The request — Change every "UI" to "interface" in the items below and write them out again with nothing else altered. Leave the pictures out.

Dataset rows —
========

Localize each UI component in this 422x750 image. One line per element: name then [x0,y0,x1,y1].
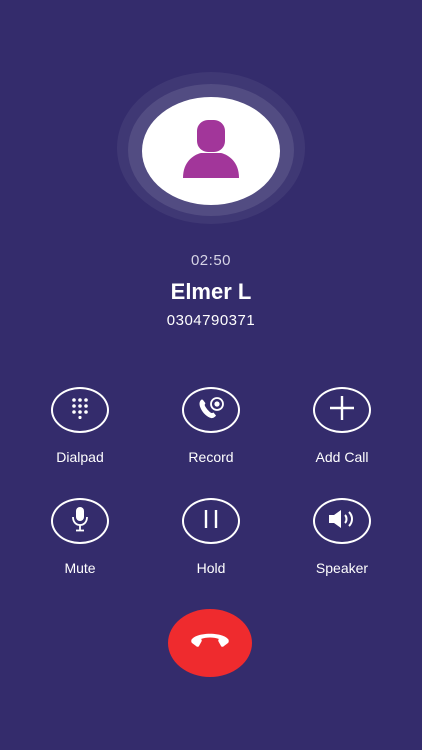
end-call-button[interactable] [168,609,252,677]
speaker-icon [327,508,357,535]
caller-name: Elmer L [170,279,252,304]
pause-icon [201,508,221,535]
control-record: Record [161,387,261,465]
control-mute: Mute [30,498,130,576]
hold-label: Hold [196,560,226,576]
control-speaker: Speaker [292,498,392,576]
speaker-button[interactable] [313,498,371,544]
hang-up-icon [190,630,230,657]
record-icon [197,396,225,425]
user-icon [181,118,241,185]
add-call-label: Add Call [315,449,369,465]
hold-button[interactable] [182,498,240,544]
control-add-call: Add Call [292,387,392,465]
record-button[interactable] [182,387,240,433]
mute-button[interactable] [51,498,109,544]
control-hold: Hold [161,498,261,576]
add-call-button[interactable] [313,387,371,433]
caller-number: 0304790371 [166,312,256,329]
call-timer: 02:50 [190,252,232,269]
mute-label: Mute [64,560,96,576]
speaker-label: Speaker [315,560,369,576]
microphone-icon [70,506,90,537]
avatar [142,97,280,205]
dialpad-button[interactable] [51,387,109,433]
plus-icon [329,395,355,426]
dialpad-icon [69,397,91,424]
record-label: Record [188,449,234,465]
dialpad-label: Dialpad [56,449,104,465]
control-dialpad: Dialpad [30,387,130,465]
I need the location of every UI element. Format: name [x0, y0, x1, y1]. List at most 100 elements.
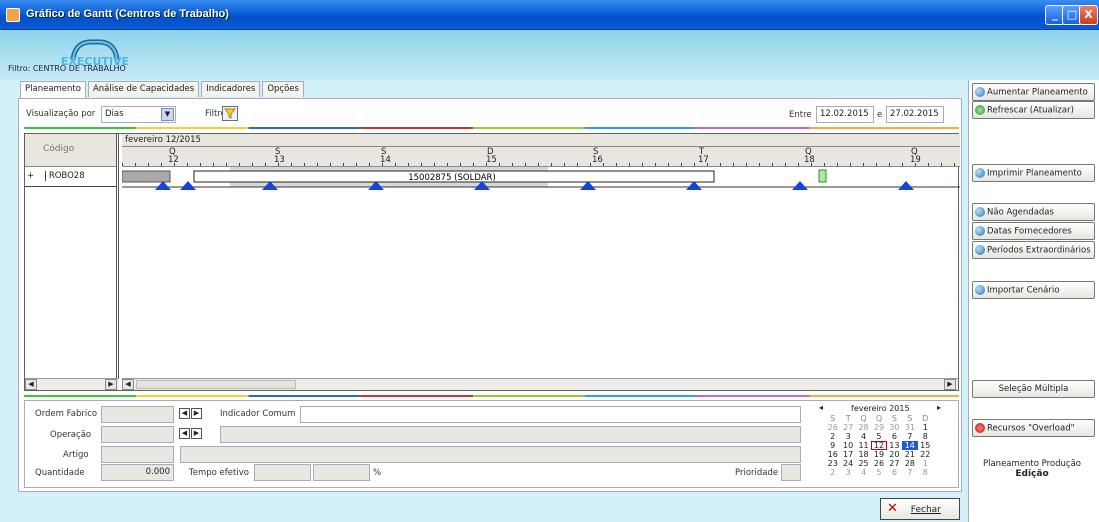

========

Solution —
Localize each interface component in this 422x750 image. One line per element: name then [x0,y0,x1,y1].
end-call-button[interactable] [168,609,252,677]
speaker-icon [327,508,357,535]
caller-name: Elmer L [170,279,252,304]
pause-icon [201,508,221,535]
control-record: Record [161,387,261,465]
control-mute: Mute [30,498,130,576]
hold-label: Hold [196,560,226,576]
control-speaker: Speaker [292,498,392,576]
speaker-button[interactable] [313,498,371,544]
hang-up-icon [190,630,230,657]
record-icon [197,396,225,425]
user-icon [181,118,241,185]
add-call-label: Add Call [315,449,369,465]
hold-button[interactable] [182,498,240,544]
control-add-call: Add Call [292,387,392,465]
record-button[interactable] [182,387,240,433]
mute-button[interactable] [51,498,109,544]
control-hold: Hold [161,498,261,576]
add-call-button[interactable] [313,387,371,433]
caller-number: 0304790371 [166,312,256,329]
call-timer: 02:50 [190,252,232,269]
mute-label: Mute [64,560,96,576]
speaker-label: Speaker [315,560,369,576]
microphone-icon [70,506,90,537]
avatar [142,97,280,205]
dialpad-button[interactable] [51,387,109,433]
plus-icon [329,395,355,426]
dialpad-icon [69,397,91,424]
record-label: Record [188,449,234,465]
dialpad-label: Dialpad [56,449,104,465]
control-dialpad: Dialpad [30,387,130,465]
I need the location of every interface element. Format: name [x0, y0, x1, y1]. List at most 100 elements.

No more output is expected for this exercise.